→ **Given task**
Of all the lines in the material, how many contain the word "Assentamento"? State the number alone.

→ **Input records**
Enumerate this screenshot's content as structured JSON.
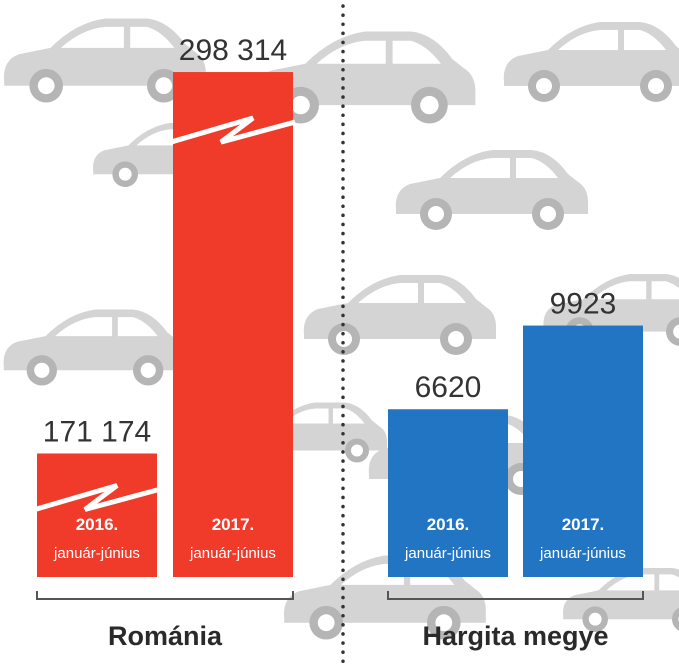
{
  "chart_data": {
    "type": "bar",
    "groups": [
      {
        "name": "Románia",
        "color": "#f03a2a",
        "axis_broken": true,
        "bars": [
          {
            "year": "2016.",
            "period": "január-június",
            "value": 171174,
            "display": "171 174"
          },
          {
            "year": "2017.",
            "period": "január-június",
            "value": 298314,
            "display": "298 314"
          }
        ]
      },
      {
        "name": "Hargita megye",
        "color": "#2275c2",
        "axis_broken": false,
        "bars": [
          {
            "year": "2016.",
            "period": "január-június",
            "value": 6620,
            "display": "6620"
          },
          {
            "year": "2017.",
            "period": "január-június",
            "value": 9923,
            "display": "9923"
          }
        ]
      }
    ],
    "separator": "dotted-vertical",
    "background": "car silhouettes"
  }
}
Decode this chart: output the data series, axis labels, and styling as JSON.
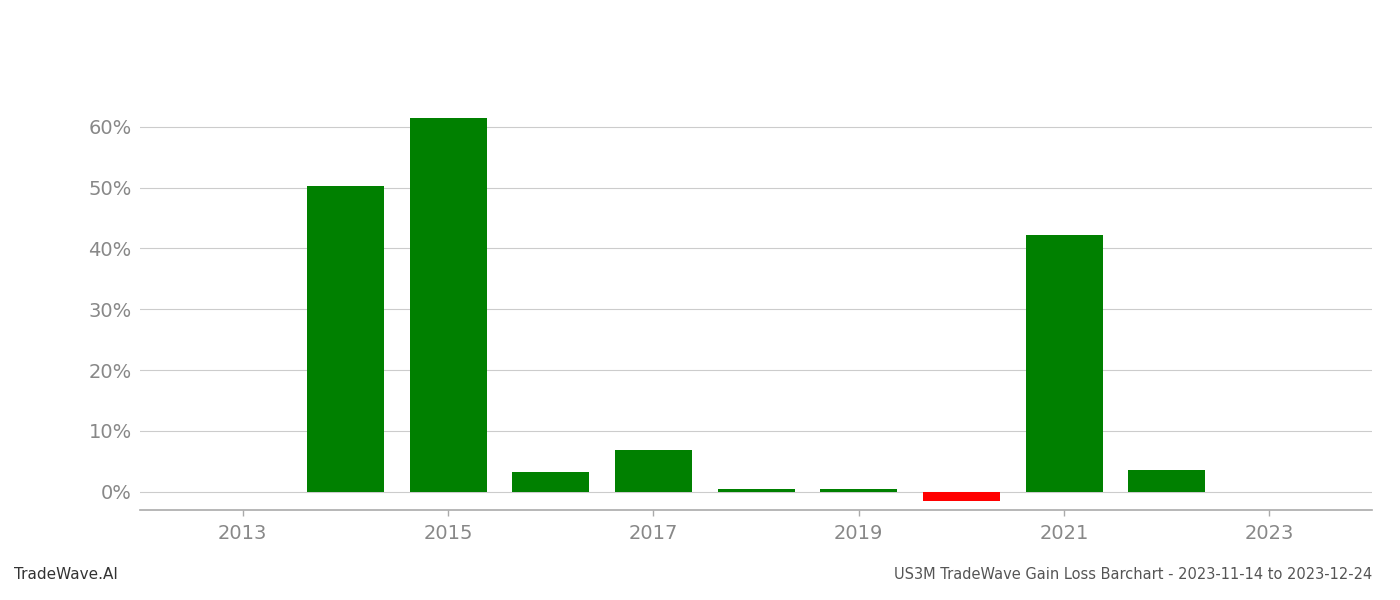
{
  "years": [
    2013,
    2014,
    2015,
    2016,
    2017,
    2018,
    2019,
    2020,
    2021,
    2022,
    2023
  ],
  "values": [
    0.0,
    50.3,
    61.5,
    3.2,
    6.8,
    0.5,
    0.4,
    -1.5,
    42.2,
    3.5,
    0.0
  ],
  "colors": [
    "#008000",
    "#008000",
    "#008000",
    "#008000",
    "#008000",
    "#008000",
    "#008000",
    "#ff0000",
    "#008000",
    "#008000",
    "#008000"
  ],
  "title": "US3M TradeWave Gain Loss Barchart - 2023-11-14 to 2023-12-24",
  "watermark": "TradeWave.AI",
  "xlim": [
    2012.0,
    2024.0
  ],
  "ylim": [
    -3,
    68
  ],
  "xticks": [
    2013,
    2015,
    2017,
    2019,
    2021,
    2023
  ],
  "yticks": [
    0,
    10,
    20,
    30,
    40,
    50,
    60
  ],
  "bar_width": 0.75,
  "background_color": "#ffffff",
  "grid_color": "#cccccc",
  "spine_color": "#aaaaaa",
  "tick_color": "#888888",
  "title_fontsize": 10.5,
  "tick_fontsize": 14,
  "watermark_fontsize": 11
}
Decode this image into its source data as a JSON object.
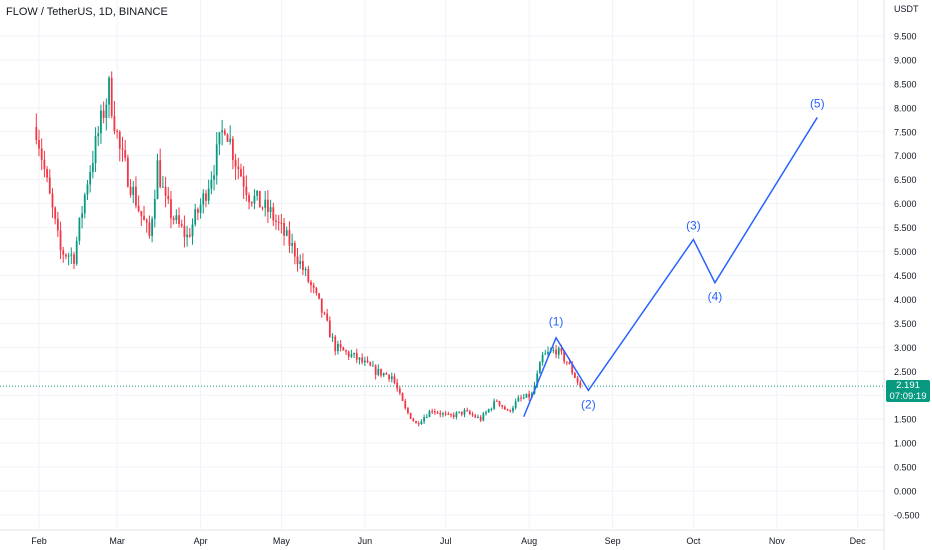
{
  "header": {
    "symbol": "FLOW / TetherUS, 1D, BINANCE"
  },
  "price_tag": {
    "price": "2.191",
    "countdown": "07:09:19",
    "color": "#089981"
  },
  "colors": {
    "up": "#089981",
    "down": "#f23645",
    "wave": "#2962ff",
    "last_line": "#089981"
  },
  "chart_data": {
    "type": "candlestick",
    "title": "FLOW / TetherUS, 1D, BINANCE",
    "y_unit": "USDT",
    "ylim": [
      -0.5,
      9.8
    ],
    "y_ticks": [
      "9.500",
      "9.000",
      "8.500",
      "8.000",
      "7.500",
      "7.000",
      "6.500",
      "6.000",
      "5.500",
      "5.000",
      "4.500",
      "4.000",
      "3.500",
      "3.000",
      "2.500",
      "2.000",
      "1.500",
      "1.000",
      "0.500",
      "0.000",
      "-0.500"
    ],
    "x_ticks": [
      "Feb",
      "Mar",
      "Apr",
      "May",
      "Jun",
      "Jul",
      "Aug",
      "Sep",
      "Oct",
      "Nov",
      "Dec"
    ],
    "grid": true,
    "last_price": 2.191,
    "anchors": [
      {
        "t": -1,
        "v": 7.6
      },
      {
        "t": 3,
        "v": 6.4
      },
      {
        "t": 8,
        "v": 5.0
      },
      {
        "t": 13,
        "v": 4.9
      },
      {
        "t": 18,
        "v": 6.5
      },
      {
        "t": 23,
        "v": 7.7
      },
      {
        "t": 26,
        "v": 8.4
      },
      {
        "t": 30,
        "v": 7.1
      },
      {
        "t": 37,
        "v": 5.9
      },
      {
        "t": 41,
        "v": 5.3
      },
      {
        "t": 44,
        "v": 6.8
      },
      {
        "t": 47,
        "v": 6.0
      },
      {
        "t": 51,
        "v": 5.6
      },
      {
        "t": 55,
        "v": 5.3
      },
      {
        "t": 61,
        "v": 6.1
      },
      {
        "t": 65,
        "v": 6.8
      },
      {
        "t": 69,
        "v": 7.7
      },
      {
        "t": 73,
        "v": 6.9
      },
      {
        "t": 78,
        "v": 6.2
      },
      {
        "t": 86,
        "v": 5.8
      },
      {
        "t": 95,
        "v": 5.0
      },
      {
        "t": 104,
        "v": 3.9
      },
      {
        "t": 110,
        "v": 3.0
      },
      {
        "t": 117,
        "v": 2.8
      },
      {
        "t": 125,
        "v": 2.5
      },
      {
        "t": 131,
        "v": 2.4
      },
      {
        "t": 136,
        "v": 1.7
      },
      {
        "t": 140,
        "v": 1.4
      },
      {
        "t": 146,
        "v": 1.7
      },
      {
        "t": 152,
        "v": 1.55
      },
      {
        "t": 158,
        "v": 1.65
      },
      {
        "t": 164,
        "v": 1.5
      },
      {
        "t": 170,
        "v": 1.9
      },
      {
        "t": 174,
        "v": 1.65
      },
      {
        "t": 178,
        "v": 1.9
      },
      {
        "t": 183,
        "v": 2.0
      },
      {
        "t": 187,
        "v": 2.8
      },
      {
        "t": 192,
        "v": 2.95
      },
      {
        "t": 196,
        "v": 2.7
      },
      {
        "t": 201,
        "v": 2.19
      }
    ],
    "elliott_wave": {
      "points": [
        {
          "date": "2024-07-29",
          "value": 1.55,
          "label": ""
        },
        {
          "date": "2024-08-10",
          "value": 3.2,
          "label": "(1)"
        },
        {
          "date": "2024-08-22",
          "value": 2.1,
          "label": "(2)"
        },
        {
          "date": "2024-09-30",
          "value": 5.25,
          "label": "(3)"
        },
        {
          "date": "2024-10-08",
          "value": 4.35,
          "label": "(4)"
        },
        {
          "date": "2024-11-15",
          "value": 7.8,
          "label": "(5)"
        }
      ]
    }
  }
}
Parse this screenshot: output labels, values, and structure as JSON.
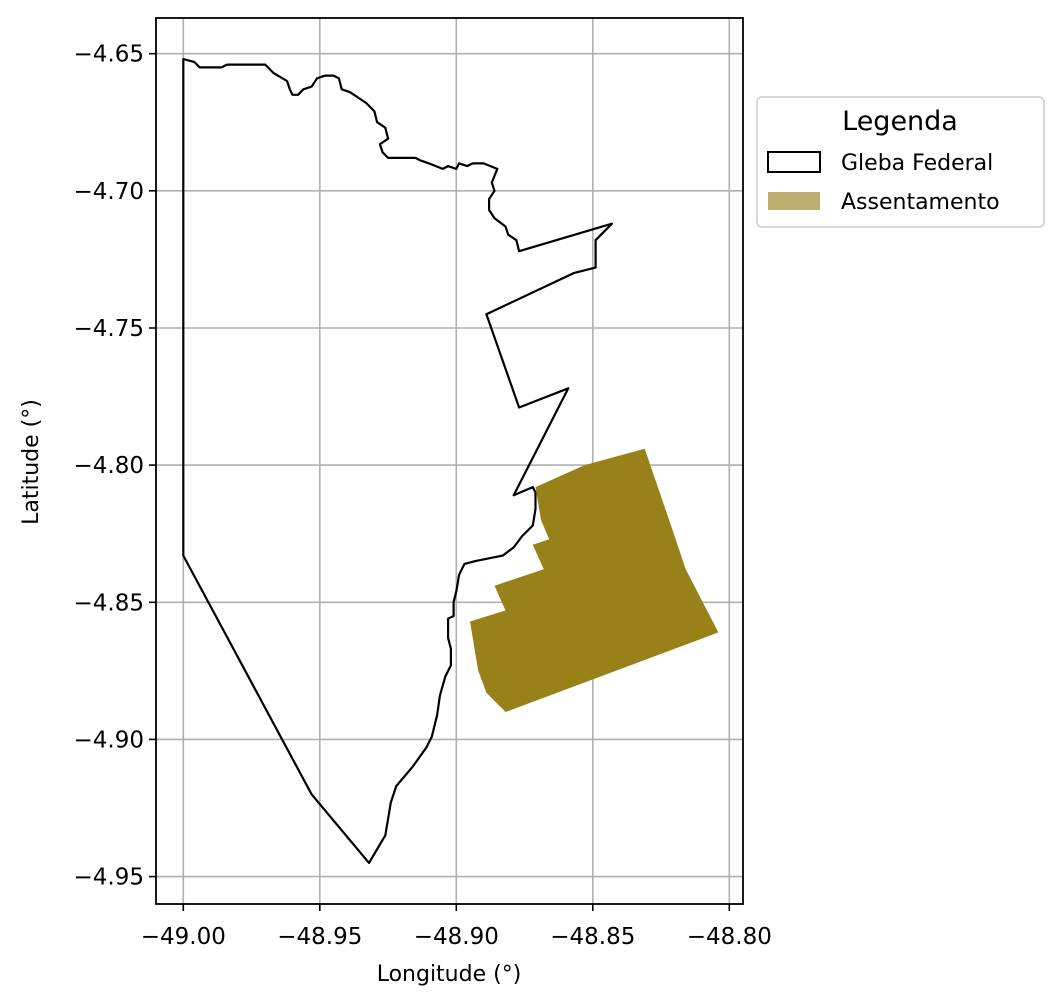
{
  "chart_data": {
    "type": "map",
    "title": "",
    "xlabel": "Longitude (°)",
    "ylabel": "Latitude (°)",
    "xlim": [
      -49.01,
      -48.795
    ],
    "ylim": [
      -4.96,
      -4.637
    ],
    "grid": true,
    "x_ticks": [
      -49.0,
      -48.95,
      -48.9,
      -48.85,
      -48.8
    ],
    "x_tick_labels": [
      "−49.00",
      "−48.95",
      "−48.90",
      "−48.85",
      "−48.80"
    ],
    "y_ticks": [
      -4.65,
      -4.7,
      -4.75,
      -4.8,
      -4.85,
      -4.9,
      -4.95
    ],
    "y_tick_labels": [
      "−4.65",
      "−4.70",
      "−4.75",
      "−4.80",
      "−4.85",
      "−4.90",
      "−4.95"
    ],
    "legend": {
      "title": "Legenda",
      "position": "outside-right-top",
      "entries": [
        {
          "label": "Gleba Federal",
          "style": "outline",
          "color": "#000000"
        },
        {
          "label": "Assentamento",
          "style": "fill",
          "color": "#bdb06e"
        }
      ]
    },
    "layers": [
      {
        "name": "Gleba Federal",
        "style": "outline",
        "stroke": "#000000",
        "coordinates": [
          [
            -49.0,
            -4.652
          ],
          [
            -48.996,
            -4.653
          ],
          [
            -48.994,
            -4.655
          ],
          [
            -48.992,
            -4.655
          ],
          [
            -48.986,
            -4.655
          ],
          [
            -48.984,
            -4.654
          ],
          [
            -48.97,
            -4.654
          ],
          [
            -48.967,
            -4.657
          ],
          [
            -48.962,
            -4.66
          ],
          [
            -48.961,
            -4.663
          ],
          [
            -48.96,
            -4.665
          ],
          [
            -48.958,
            -4.665
          ],
          [
            -48.956,
            -4.663
          ],
          [
            -48.953,
            -4.662
          ],
          [
            -48.951,
            -4.659
          ],
          [
            -48.948,
            -4.658
          ],
          [
            -48.945,
            -4.658
          ],
          [
            -48.943,
            -4.659
          ],
          [
            -48.942,
            -4.663
          ],
          [
            -48.939,
            -4.664
          ],
          [
            -48.933,
            -4.668
          ],
          [
            -48.93,
            -4.671
          ],
          [
            -48.929,
            -4.675
          ],
          [
            -48.926,
            -4.677
          ],
          [
            -48.925,
            -4.681
          ],
          [
            -48.928,
            -4.683
          ],
          [
            -48.927,
            -4.686
          ],
          [
            -48.925,
            -4.688
          ],
          [
            -48.922,
            -4.688
          ],
          [
            -48.918,
            -4.688
          ],
          [
            -48.915,
            -4.688
          ],
          [
            -48.913,
            -4.689
          ],
          [
            -48.91,
            -4.69
          ],
          [
            -48.905,
            -4.692
          ],
          [
            -48.903,
            -4.691
          ],
          [
            -48.9,
            -4.692
          ],
          [
            -48.899,
            -4.69
          ],
          [
            -48.896,
            -4.691
          ],
          [
            -48.894,
            -4.69
          ],
          [
            -48.89,
            -4.69
          ],
          [
            -48.885,
            -4.692
          ],
          [
            -48.887,
            -4.697
          ],
          [
            -48.886,
            -4.7
          ],
          [
            -48.888,
            -4.703
          ],
          [
            -48.888,
            -4.707
          ],
          [
            -48.886,
            -4.71
          ],
          [
            -48.882,
            -4.713
          ],
          [
            -48.881,
            -4.716
          ],
          [
            -48.878,
            -4.718
          ],
          [
            -48.877,
            -4.722
          ],
          [
            -48.843,
            -4.712
          ],
          [
            -48.849,
            -4.718
          ],
          [
            -48.849,
            -4.728
          ],
          [
            -48.857,
            -4.73
          ],
          [
            -48.889,
            -4.745
          ],
          [
            -48.877,
            -4.779
          ],
          [
            -48.859,
            -4.772
          ],
          [
            -48.879,
            -4.811
          ],
          [
            -48.872,
            -4.808
          ],
          [
            -48.871,
            -4.81
          ],
          [
            -48.871,
            -4.816
          ],
          [
            -48.872,
            -4.822
          ],
          [
            -48.876,
            -4.826
          ],
          [
            -48.879,
            -4.83
          ],
          [
            -48.883,
            -4.833
          ],
          [
            -48.893,
            -4.835
          ],
          [
            -48.897,
            -4.836
          ],
          [
            -48.898,
            -4.838
          ],
          [
            -48.899,
            -4.84
          ],
          [
            -48.9,
            -4.846
          ],
          [
            -48.901,
            -4.85
          ],
          [
            -48.901,
            -4.855
          ],
          [
            -48.903,
            -4.856
          ],
          [
            -48.903,
            -4.863
          ],
          [
            -48.902,
            -4.867
          ],
          [
            -48.902,
            -4.873
          ],
          [
            -48.904,
            -4.877
          ],
          [
            -48.906,
            -4.884
          ],
          [
            -48.907,
            -4.891
          ],
          [
            -48.909,
            -4.899
          ],
          [
            -48.911,
            -4.903
          ],
          [
            -48.916,
            -4.91
          ],
          [
            -48.922,
            -4.917
          ],
          [
            -48.924,
            -4.923
          ],
          [
            -48.926,
            -4.935
          ],
          [
            -48.932,
            -4.945
          ],
          [
            -48.953,
            -4.92
          ],
          [
            -49.0,
            -4.833
          ],
          [
            -49.0,
            -4.652
          ]
        ]
      },
      {
        "name": "Assentamento",
        "style": "fill",
        "fill": "#988119",
        "coordinates": [
          [
            -48.871,
            -4.808
          ],
          [
            -48.853,
            -4.8
          ],
          [
            -48.831,
            -4.794
          ],
          [
            -48.82,
            -4.826
          ],
          [
            -48.816,
            -4.838
          ],
          [
            -48.804,
            -4.861
          ],
          [
            -48.882,
            -4.89
          ],
          [
            -48.889,
            -4.883
          ],
          [
            -48.892,
            -4.875
          ],
          [
            -48.895,
            -4.857
          ],
          [
            -48.882,
            -4.853
          ],
          [
            -48.886,
            -4.844
          ],
          [
            -48.868,
            -4.838
          ],
          [
            -48.872,
            -4.829
          ],
          [
            -48.866,
            -4.827
          ],
          [
            -48.869,
            -4.82
          ],
          [
            -48.871,
            -4.808
          ]
        ]
      }
    ]
  }
}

→ **Exercise result**
2